=== Extracted material ===

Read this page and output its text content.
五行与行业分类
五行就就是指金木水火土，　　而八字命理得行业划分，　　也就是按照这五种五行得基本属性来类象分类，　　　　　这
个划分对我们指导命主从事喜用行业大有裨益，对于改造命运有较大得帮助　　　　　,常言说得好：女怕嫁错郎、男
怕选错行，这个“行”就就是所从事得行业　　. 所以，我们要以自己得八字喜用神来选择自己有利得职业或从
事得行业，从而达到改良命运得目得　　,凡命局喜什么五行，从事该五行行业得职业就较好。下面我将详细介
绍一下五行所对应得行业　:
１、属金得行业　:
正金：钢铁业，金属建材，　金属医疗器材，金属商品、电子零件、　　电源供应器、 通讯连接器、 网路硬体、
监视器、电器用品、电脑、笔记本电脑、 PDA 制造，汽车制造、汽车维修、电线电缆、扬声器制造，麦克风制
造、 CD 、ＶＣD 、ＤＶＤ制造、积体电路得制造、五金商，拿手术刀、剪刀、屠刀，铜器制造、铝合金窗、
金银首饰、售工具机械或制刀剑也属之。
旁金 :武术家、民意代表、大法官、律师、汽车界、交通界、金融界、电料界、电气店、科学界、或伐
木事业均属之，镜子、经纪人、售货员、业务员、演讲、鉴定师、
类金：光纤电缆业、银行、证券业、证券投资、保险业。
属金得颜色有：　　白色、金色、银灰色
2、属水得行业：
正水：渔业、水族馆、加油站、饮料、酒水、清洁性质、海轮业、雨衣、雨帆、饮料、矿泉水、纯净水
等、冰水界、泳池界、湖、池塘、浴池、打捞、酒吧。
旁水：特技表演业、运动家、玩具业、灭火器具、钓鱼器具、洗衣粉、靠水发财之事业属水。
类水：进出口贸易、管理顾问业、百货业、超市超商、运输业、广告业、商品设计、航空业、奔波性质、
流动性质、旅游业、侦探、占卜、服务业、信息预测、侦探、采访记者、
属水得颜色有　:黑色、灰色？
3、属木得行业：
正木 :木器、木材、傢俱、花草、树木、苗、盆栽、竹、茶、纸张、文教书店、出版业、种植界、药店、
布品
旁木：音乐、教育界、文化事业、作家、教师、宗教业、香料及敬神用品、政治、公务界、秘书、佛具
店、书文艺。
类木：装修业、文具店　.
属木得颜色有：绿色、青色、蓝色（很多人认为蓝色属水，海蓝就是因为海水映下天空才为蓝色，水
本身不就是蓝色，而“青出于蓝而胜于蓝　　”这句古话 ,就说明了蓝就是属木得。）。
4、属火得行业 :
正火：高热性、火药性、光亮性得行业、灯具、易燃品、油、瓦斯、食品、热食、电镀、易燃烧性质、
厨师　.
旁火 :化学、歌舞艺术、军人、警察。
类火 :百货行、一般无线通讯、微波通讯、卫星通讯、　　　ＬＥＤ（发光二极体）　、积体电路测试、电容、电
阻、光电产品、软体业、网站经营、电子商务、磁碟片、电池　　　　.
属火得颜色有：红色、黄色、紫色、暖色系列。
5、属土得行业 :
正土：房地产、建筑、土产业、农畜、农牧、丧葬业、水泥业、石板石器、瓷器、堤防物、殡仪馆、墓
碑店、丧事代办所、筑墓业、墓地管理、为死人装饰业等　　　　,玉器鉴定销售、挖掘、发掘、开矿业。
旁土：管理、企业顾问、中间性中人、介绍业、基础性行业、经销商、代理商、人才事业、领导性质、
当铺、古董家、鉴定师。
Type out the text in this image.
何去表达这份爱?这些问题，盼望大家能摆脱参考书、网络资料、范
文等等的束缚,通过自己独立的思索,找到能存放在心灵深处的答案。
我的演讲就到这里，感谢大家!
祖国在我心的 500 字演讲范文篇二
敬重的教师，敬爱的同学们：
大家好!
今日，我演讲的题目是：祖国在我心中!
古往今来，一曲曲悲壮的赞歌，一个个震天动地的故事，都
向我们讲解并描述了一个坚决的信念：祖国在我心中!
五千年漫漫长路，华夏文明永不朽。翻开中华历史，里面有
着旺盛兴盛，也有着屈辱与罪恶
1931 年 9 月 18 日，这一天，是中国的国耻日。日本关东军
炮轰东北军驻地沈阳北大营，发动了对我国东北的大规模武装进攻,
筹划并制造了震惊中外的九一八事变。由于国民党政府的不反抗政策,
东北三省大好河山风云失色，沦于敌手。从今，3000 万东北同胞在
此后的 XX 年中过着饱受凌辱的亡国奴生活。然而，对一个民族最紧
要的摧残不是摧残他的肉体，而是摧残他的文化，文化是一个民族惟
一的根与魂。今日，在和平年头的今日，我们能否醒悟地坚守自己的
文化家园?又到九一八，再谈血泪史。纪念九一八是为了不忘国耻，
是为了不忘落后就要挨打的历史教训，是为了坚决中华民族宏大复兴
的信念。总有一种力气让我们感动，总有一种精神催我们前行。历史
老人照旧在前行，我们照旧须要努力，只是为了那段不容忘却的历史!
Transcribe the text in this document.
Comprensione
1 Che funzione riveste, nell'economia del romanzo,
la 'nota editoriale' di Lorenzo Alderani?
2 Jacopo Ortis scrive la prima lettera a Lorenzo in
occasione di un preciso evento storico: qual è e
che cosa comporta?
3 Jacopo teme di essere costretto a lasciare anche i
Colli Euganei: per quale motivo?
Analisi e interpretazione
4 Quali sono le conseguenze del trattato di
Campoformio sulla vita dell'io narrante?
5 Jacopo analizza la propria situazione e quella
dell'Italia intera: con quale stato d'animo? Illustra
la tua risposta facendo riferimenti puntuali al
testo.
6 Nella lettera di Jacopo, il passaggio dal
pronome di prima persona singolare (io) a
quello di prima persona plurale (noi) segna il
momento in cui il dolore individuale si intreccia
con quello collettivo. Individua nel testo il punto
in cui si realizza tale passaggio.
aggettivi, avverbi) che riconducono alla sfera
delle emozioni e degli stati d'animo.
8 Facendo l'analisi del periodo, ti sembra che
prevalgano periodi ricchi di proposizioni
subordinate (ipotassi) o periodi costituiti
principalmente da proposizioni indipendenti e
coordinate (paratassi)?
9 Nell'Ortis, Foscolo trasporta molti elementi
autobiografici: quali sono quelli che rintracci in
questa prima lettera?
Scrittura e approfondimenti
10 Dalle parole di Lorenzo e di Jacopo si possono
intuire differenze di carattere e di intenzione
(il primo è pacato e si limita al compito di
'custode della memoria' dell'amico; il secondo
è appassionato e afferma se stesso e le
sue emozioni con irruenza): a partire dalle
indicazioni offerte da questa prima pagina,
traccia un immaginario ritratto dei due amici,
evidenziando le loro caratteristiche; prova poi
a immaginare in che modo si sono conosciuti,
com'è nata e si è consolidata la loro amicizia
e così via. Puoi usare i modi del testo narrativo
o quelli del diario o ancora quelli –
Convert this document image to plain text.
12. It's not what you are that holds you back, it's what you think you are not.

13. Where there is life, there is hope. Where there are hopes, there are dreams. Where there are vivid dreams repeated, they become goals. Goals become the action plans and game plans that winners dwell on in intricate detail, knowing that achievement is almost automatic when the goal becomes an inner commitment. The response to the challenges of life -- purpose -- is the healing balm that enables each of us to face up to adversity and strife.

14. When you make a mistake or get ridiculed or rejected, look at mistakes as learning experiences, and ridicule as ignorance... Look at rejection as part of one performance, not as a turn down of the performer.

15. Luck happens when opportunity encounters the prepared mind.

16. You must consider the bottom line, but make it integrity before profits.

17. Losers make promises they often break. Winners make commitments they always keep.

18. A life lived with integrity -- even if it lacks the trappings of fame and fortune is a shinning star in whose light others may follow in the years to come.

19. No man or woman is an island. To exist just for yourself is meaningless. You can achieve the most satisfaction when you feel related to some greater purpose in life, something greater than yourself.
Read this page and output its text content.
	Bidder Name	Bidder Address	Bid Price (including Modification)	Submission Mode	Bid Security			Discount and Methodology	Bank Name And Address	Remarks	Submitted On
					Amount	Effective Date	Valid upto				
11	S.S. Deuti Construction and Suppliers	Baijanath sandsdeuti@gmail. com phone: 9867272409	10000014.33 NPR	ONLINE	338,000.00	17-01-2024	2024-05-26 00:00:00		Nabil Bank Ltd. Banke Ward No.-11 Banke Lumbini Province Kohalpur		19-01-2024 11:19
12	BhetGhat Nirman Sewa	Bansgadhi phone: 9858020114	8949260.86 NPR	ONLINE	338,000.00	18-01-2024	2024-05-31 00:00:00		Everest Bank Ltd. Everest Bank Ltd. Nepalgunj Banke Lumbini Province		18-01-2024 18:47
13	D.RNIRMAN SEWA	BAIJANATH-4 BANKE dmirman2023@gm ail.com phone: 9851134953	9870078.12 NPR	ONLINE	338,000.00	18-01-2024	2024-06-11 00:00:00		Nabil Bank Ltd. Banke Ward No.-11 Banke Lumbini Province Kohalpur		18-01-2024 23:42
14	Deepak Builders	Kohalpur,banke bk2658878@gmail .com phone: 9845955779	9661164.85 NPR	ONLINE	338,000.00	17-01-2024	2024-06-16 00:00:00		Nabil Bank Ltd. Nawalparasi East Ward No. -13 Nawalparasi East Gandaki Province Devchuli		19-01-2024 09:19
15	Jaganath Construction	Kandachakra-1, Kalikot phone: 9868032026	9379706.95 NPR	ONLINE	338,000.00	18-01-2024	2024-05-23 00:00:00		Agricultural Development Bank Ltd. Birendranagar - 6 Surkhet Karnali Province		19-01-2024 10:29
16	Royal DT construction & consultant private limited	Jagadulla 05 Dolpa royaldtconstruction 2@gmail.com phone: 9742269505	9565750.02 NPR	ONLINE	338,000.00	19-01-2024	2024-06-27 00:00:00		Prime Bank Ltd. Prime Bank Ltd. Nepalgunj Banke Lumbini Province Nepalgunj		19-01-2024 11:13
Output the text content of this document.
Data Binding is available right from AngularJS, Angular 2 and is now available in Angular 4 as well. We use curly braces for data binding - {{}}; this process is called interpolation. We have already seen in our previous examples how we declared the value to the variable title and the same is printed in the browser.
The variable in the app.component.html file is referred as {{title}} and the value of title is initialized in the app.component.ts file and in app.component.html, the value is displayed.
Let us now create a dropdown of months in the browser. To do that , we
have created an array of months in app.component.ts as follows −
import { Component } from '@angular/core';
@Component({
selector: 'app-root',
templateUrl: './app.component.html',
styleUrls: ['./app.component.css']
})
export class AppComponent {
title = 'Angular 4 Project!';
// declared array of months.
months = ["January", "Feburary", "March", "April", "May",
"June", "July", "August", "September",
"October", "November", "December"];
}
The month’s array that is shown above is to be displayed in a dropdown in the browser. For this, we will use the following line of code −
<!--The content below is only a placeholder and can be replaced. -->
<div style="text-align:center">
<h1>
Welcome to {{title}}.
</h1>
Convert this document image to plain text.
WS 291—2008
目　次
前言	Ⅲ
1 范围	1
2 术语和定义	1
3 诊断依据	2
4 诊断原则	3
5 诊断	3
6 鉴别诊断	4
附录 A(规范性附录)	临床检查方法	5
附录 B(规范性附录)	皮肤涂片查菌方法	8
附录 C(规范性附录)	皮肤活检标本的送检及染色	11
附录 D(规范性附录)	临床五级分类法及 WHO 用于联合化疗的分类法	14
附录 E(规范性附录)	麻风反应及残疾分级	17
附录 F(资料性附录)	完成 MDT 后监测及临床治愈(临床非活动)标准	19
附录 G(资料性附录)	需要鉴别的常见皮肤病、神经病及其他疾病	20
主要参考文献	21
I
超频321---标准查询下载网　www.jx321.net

===

### Given exercise
Identify and copy the lines holding the word "passaggio".

### Exercise result
6 Nella lettera di Jacopo, il passaggio dal
in cui si realizza tale passaggio.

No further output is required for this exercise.